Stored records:
....

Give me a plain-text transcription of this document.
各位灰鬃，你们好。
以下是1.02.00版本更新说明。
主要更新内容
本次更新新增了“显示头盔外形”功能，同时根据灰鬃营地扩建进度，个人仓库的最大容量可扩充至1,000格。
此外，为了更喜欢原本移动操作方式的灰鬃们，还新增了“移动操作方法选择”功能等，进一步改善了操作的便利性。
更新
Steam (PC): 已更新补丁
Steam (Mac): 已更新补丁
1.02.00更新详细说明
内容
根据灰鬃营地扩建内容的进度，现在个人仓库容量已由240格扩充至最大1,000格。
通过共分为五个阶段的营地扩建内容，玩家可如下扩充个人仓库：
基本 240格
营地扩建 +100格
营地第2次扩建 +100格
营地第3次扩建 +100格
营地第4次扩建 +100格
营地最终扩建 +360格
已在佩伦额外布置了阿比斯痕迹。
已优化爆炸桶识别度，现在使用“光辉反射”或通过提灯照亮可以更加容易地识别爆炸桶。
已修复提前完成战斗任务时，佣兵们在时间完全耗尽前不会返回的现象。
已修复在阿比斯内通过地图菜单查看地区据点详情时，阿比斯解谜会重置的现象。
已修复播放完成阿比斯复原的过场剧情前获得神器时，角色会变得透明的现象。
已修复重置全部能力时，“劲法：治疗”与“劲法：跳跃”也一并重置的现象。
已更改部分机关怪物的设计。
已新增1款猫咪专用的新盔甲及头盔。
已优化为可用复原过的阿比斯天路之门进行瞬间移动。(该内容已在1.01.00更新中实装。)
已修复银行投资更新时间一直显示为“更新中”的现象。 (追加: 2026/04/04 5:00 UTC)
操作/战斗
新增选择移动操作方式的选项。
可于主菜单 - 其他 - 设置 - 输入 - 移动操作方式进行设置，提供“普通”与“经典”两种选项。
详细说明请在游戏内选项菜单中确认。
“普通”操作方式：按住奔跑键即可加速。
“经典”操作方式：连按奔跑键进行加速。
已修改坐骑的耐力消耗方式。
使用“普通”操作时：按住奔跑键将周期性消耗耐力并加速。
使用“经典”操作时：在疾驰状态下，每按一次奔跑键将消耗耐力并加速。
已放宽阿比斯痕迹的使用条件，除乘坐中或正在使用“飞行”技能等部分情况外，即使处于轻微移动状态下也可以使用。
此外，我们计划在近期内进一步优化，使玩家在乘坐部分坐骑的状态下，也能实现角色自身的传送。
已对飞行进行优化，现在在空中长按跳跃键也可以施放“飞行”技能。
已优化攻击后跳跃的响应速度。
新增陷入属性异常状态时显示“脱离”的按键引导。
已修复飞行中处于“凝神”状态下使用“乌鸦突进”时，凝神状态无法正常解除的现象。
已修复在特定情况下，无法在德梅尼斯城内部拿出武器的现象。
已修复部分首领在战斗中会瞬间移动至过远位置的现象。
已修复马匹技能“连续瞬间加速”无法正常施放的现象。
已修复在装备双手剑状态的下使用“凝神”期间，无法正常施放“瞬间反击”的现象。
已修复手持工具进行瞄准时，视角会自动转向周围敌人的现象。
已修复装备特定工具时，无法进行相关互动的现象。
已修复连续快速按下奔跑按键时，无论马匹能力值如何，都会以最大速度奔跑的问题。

....

• **Problem to solve**
Copy the material above verbatim.

• **Reply**
Give me a plain-text transcription of this document.
各位灰鬃，你们好。
以下是1.02.00版本更新说明。
主要更新内容
本次更新新增了“显示头盔外形”功能，同时根据灰鬃营地扩建进度，个人仓库的最大容量可扩充至1,000格。
此外，为了更喜欢原本移动操作方式的灰鬃们，还新增了“移动操作方法选择”功能等，进一步改善了操作的便利性。
更新
Steam (PC): 已更新补丁
Steam (Mac): 已更新补丁
1.02.00更新详细说明
内容
根据灰鬃营地扩建内容的进度，现在个人仓库容量已由240格扩充至最大1,000格。
通过共分为五个阶段的营地扩建内容，玩家可如下扩充个人仓库：
基本 240格
营地扩建 +100格
营地第2次扩建 +100格
营地第3次扩建 +100格
营地第4次扩建 +100格
营地最终扩建 +360格
已在佩伦额外布置了阿比斯痕迹。
已优化爆炸桶识别度，现在使用“光辉反射”或通过提灯照亮可以更加容易地识别爆炸桶。
已修复提前完成战斗任务时，佣兵们在时间完全耗尽前不会返回的现象。
已修复在阿比斯内通过地图菜单查看地区据点详情时，阿比斯解谜会重置的现象。
已修复播放完成阿比斯复原的过场剧情前获得神器时，角色会变得透明的现象。
已修复重置全部能力时，“劲法：治疗”与“劲法：跳跃”也一并重置的现象。
已更改部分机关怪物的设计。
已新增1款猫咪专用的新盔甲及头盔。
已优化为可用复原过的阿比斯天路之门进行瞬间移动。(该内容已在1.01.00更新中实装。)
已修复银行投资更新时间一直显示为“更新中”的现象。 (追加: 2026/04/04 5:00 UTC)
操作/战斗
新增选择移动操作方式的选项。
可于主菜单 - 其他 - 设置 - 输入 - 移动操作方式进行设置，提供“普通”与“经典”两种选项。
详细说明请在游戏内选项菜单中确认。
“普通”操作方式：按住奔跑键即可加速。
“经典”操作方式：连按奔跑键进行加速。
已修改坐骑的耐力消耗方式。
使用“普通”操作时：按住奔跑键将周期性消耗耐力并加速。
使用“经典”操作时：在疾驰状态下，每按一次奔跑键将消耗耐力并加速。
已放宽阿比斯痕迹的使用条件，除乘坐中或正在使用“飞行”技能等部分情况外，即使处于轻微移动状态下也可以使用。
此外，我们计划在近期内进一步优化，使玩家在乘坐部分坐骑的状态下，也能实现角色自身的传送。
已对飞行进行优化，现在在空中长按跳跃键也可以施放“飞行”技能。
已优化攻击后跳跃的响应速度。
新增陷入属性异常状态时显示“脱离”的按键引导。
已修复飞行中处于“凝神”状态下使用“乌鸦突进”时，凝神状态无法正常解除的现象。
已修复在特定情况下，无法在德梅尼斯城内部拿出武器的现象。
已修复部分首领在战斗中会瞬间移动至过远位置的现象。
已修复马匹技能“连续瞬间加速”无法正常施放的现象。
已修复在装备双手剑状态的下使用“凝神”期间，无法正常施放“瞬间反击”的现象。
已修复手持工具进行瞄准时，视角会自动转向周围敌人的现象。
已修复装备特定工具时，无法进行相关互动的现象。
已修复连续快速按下奔跑按键时，无论马匹能力值如何，都会以最大速度奔跑的问题。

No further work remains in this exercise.